_TASK REQUIREMENTS_:
Within the material below, find each line bearing the word "heading" and present it.

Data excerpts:
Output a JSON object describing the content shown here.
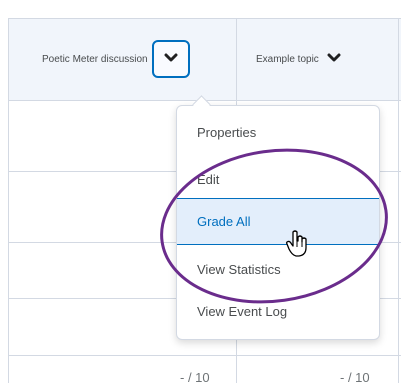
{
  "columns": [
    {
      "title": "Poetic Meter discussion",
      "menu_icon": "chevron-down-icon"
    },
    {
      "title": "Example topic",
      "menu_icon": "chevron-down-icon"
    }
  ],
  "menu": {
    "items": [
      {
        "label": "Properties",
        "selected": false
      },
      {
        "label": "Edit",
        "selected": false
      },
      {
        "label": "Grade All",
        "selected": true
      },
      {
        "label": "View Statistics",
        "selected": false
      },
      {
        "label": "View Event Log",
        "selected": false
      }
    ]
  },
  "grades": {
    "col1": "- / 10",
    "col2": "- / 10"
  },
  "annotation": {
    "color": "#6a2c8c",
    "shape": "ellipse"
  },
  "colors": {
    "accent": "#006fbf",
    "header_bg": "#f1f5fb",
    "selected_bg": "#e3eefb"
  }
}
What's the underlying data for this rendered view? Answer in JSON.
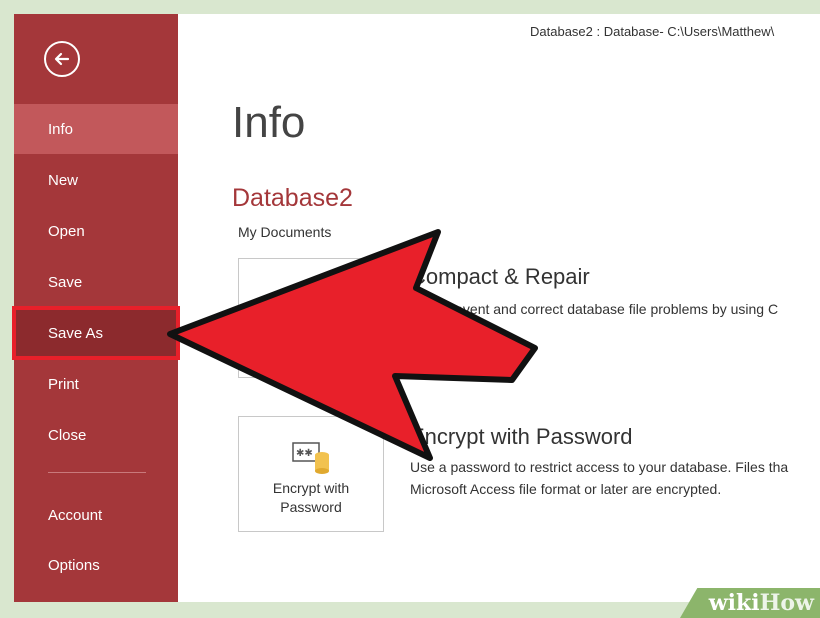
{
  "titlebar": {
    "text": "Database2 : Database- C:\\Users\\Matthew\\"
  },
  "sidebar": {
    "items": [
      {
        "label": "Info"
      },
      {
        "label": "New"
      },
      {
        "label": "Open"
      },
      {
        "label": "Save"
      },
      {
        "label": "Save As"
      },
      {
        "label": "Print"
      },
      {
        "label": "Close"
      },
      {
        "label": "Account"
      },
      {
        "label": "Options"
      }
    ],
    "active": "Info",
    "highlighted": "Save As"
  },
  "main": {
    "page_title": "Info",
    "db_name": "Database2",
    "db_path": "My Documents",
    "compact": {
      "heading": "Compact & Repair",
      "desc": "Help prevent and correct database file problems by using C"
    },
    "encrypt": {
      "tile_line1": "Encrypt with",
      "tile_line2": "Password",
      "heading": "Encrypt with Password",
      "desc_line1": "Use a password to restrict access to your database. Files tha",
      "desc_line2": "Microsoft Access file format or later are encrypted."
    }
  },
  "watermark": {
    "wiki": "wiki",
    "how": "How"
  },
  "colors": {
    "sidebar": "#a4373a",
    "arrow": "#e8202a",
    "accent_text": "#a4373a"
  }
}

_CORRECT OUTPUT_:
      "heading": "Compact & Repair",
      "heading": "Encrypt with Password",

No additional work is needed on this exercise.